begin MATERIAL FOR THIS TASK
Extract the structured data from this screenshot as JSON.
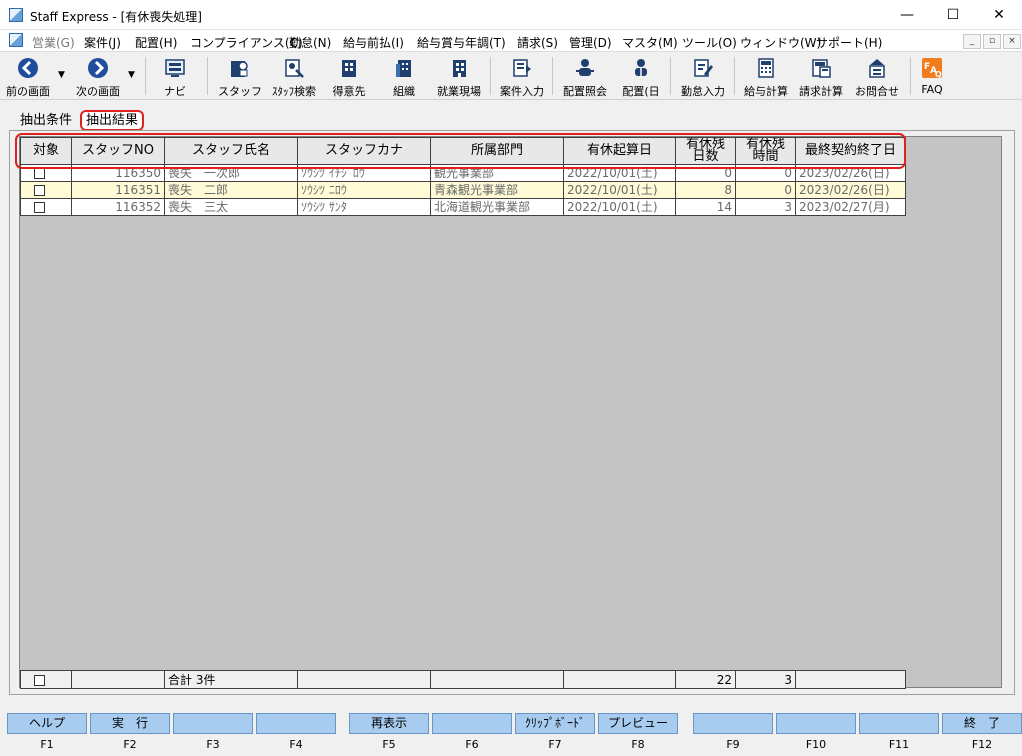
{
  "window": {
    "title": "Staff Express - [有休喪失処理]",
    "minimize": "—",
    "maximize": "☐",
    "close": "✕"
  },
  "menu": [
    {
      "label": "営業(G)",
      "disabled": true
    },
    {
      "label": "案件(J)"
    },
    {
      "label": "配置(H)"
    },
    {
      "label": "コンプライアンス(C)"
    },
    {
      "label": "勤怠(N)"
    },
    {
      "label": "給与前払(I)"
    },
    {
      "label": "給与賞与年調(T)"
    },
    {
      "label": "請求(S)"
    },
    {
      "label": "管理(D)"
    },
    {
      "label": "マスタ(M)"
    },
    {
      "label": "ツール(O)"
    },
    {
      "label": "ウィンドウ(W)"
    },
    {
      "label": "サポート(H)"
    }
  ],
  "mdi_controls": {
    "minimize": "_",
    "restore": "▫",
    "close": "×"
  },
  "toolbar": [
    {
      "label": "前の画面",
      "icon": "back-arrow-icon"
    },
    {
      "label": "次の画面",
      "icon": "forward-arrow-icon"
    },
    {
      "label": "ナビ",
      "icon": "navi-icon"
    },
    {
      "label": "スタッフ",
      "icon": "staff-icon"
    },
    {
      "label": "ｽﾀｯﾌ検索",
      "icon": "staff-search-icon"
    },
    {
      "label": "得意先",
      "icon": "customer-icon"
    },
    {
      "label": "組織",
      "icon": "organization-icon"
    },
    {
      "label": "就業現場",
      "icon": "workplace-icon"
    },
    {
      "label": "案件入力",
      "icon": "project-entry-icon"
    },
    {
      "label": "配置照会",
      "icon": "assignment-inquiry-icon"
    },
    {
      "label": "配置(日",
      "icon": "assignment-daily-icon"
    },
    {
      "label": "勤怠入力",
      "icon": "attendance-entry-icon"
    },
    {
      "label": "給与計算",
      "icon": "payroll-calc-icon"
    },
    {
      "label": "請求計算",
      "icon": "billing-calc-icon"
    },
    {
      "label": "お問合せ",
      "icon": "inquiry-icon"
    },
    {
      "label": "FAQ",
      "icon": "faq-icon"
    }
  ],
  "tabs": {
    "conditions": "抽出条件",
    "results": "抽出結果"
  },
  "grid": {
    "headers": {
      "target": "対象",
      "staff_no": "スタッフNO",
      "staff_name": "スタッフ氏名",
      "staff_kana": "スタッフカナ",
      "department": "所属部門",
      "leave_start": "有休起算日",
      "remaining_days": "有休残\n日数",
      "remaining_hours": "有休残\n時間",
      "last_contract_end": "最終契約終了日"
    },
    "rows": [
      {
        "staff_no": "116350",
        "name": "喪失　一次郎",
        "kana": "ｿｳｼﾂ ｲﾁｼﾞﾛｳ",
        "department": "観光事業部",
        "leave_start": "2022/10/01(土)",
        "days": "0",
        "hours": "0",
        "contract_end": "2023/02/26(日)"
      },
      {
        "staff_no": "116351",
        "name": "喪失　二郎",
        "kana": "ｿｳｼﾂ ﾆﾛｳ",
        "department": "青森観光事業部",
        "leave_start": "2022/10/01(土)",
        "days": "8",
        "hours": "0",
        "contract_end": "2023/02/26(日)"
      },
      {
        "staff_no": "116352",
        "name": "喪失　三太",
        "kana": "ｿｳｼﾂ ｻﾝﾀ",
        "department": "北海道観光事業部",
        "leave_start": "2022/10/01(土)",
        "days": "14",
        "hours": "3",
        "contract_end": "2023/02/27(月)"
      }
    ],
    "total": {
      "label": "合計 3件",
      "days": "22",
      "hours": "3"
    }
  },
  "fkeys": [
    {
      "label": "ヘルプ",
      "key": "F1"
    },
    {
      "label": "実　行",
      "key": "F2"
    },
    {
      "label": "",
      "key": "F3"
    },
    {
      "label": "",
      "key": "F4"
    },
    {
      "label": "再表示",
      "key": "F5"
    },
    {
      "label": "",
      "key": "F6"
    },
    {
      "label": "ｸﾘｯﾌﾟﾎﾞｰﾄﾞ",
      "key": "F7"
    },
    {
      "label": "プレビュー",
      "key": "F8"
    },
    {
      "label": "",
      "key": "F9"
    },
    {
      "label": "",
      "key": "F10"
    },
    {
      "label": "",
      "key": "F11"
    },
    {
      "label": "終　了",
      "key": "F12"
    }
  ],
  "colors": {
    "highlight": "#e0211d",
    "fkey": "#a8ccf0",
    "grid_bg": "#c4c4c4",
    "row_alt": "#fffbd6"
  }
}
end MATERIAL FOR THIS TASK
- _EXERCISE BRIEF_: Return each line of the data, keeping its wording exact and omitting pictures.

- _COMPLETE RESPONSE_:
Extract the structured data from this screenshot as JSON.
{
  "window": {
    "title": "Staff Express - [有休喪失処理]",
    "minimize": "—",
    "maximize": "☐",
    "close": "✕"
  },
  "menu": [
    {
      "label": "営業(G)",
      "disabled": true
    },
    {
      "label": "案件(J)"
    },
    {
      "label": "配置(H)"
    },
    {
      "label": "コンプライアンス(C)"
    },
    {
      "label": "勤怠(N)"
    },
    {
      "label": "給与前払(I)"
    },
    {
      "label": "給与賞与年調(T)"
    },
    {
      "label": "請求(S)"
    },
    {
      "label": "管理(D)"
    },
    {
      "label": "マスタ(M)"
    },
    {
      "label": "ツール(O)"
    },
    {
      "label": "ウィンドウ(W)"
    },
    {
      "label": "サポート(H)"
    }
  ],
  "mdi_controls": {
    "minimize": "_",
    "restore": "▫",
    "close": "×"
  },
  "toolbar": [
    {
      "label": "前の画面",
      "icon": "back-arrow-icon"
    },
    {
      "label": "次の画面",
      "icon": "forward-arrow-icon"
    },
    {
      "label": "ナビ",
      "icon": "navi-icon"
    },
    {
      "label": "スタッフ",
      "icon": "staff-icon"
    },
    {
      "label": "ｽﾀｯﾌ検索",
      "icon": "staff-search-icon"
    },
    {
      "label": "得意先",
      "icon": "customer-icon"
    },
    {
      "label": "組織",
      "icon": "organization-icon"
    },
    {
      "label": "就業現場",
      "icon": "workplace-icon"
    },
    {
      "label": "案件入力",
      "icon": "project-entry-icon"
    },
    {
      "label": "配置照会",
      "icon": "assignment-inquiry-icon"
    },
    {
      "label": "配置(日",
      "icon": "assignment-daily-icon"
    },
    {
      "label": "勤怠入力",
      "icon": "attendance-entry-icon"
    },
    {
      "label": "給与計算",
      "icon": "payroll-calc-icon"
    },
    {
      "label": "請求計算",
      "icon": "billing-calc-icon"
    },
    {
      "label": "お問合せ",
      "icon": "inquiry-icon"
    },
    {
      "label": "FAQ",
      "icon": "faq-icon"
    }
  ],
  "tabs": {
    "conditions": "抽出条件",
    "results": "抽出結果"
  },
  "grid": {
    "headers": {
      "target": "対象",
      "staff_no": "スタッフNO",
      "staff_name": "スタッフ氏名",
      "staff_kana": "スタッフカナ",
      "department": "所属部門",
      "leave_start": "有休起算日",
      "remaining_days": "有休残\n日数",
      "remaining_hours": "有休残\n時間",
      "last_contract_end": "最終契約終了日"
    },
    "rows": [
      {
        "staff_no": "116350",
        "name": "喪失　一次郎",
        "kana": "ｿｳｼﾂ ｲﾁｼﾞﾛｳ",
        "department": "観光事業部",
        "leave_start": "2022/10/01(土)",
        "days": "0",
        "hours": "0",
        "contract_end": "2023/02/26(日)"
      },
      {
        "staff_no": "116351",
        "name": "喪失　二郎",
        "kana": "ｿｳｼﾂ ﾆﾛｳ",
        "department": "青森観光事業部",
        "leave_start": "2022/10/01(土)",
        "days": "8",
        "hours": "0",
        "contract_end": "2023/02/26(日)"
      },
      {
        "staff_no": "116352",
        "name": "喪失　三太",
        "kana": "ｿｳｼﾂ ｻﾝﾀ",
        "department": "北海道観光事業部",
        "leave_start": "2022/10/01(土)",
        "days": "14",
        "hours": "3",
        "contract_end": "2023/02/27(月)"
      }
    ],
    "total": {
      "label": "合計 3件",
      "days": "22",
      "hours": "3"
    }
  },
  "fkeys": [
    {
      "label": "ヘルプ",
      "key": "F1"
    },
    {
      "label": "実　行",
      "key": "F2"
    },
    {
      "label": "",
      "key": "F3"
    },
    {
      "label": "",
      "key": "F4"
    },
    {
      "label": "再表示",
      "key": "F5"
    },
    {
      "label": "",
      "key": "F6"
    },
    {
      "label": "ｸﾘｯﾌﾟﾎﾞｰﾄﾞ",
      "key": "F7"
    },
    {
      "label": "プレビュー",
      "key": "F8"
    },
    {
      "label": "",
      "key": "F9"
    },
    {
      "label": "",
      "key": "F10"
    },
    {
      "label": "",
      "key": "F11"
    },
    {
      "label": "終　了",
      "key": "F12"
    }
  ],
  "colors": {
    "highlight": "#e0211d",
    "fkey": "#a8ccf0",
    "grid_bg": "#c4c4c4",
    "row_alt": "#fffbd6"
  }
}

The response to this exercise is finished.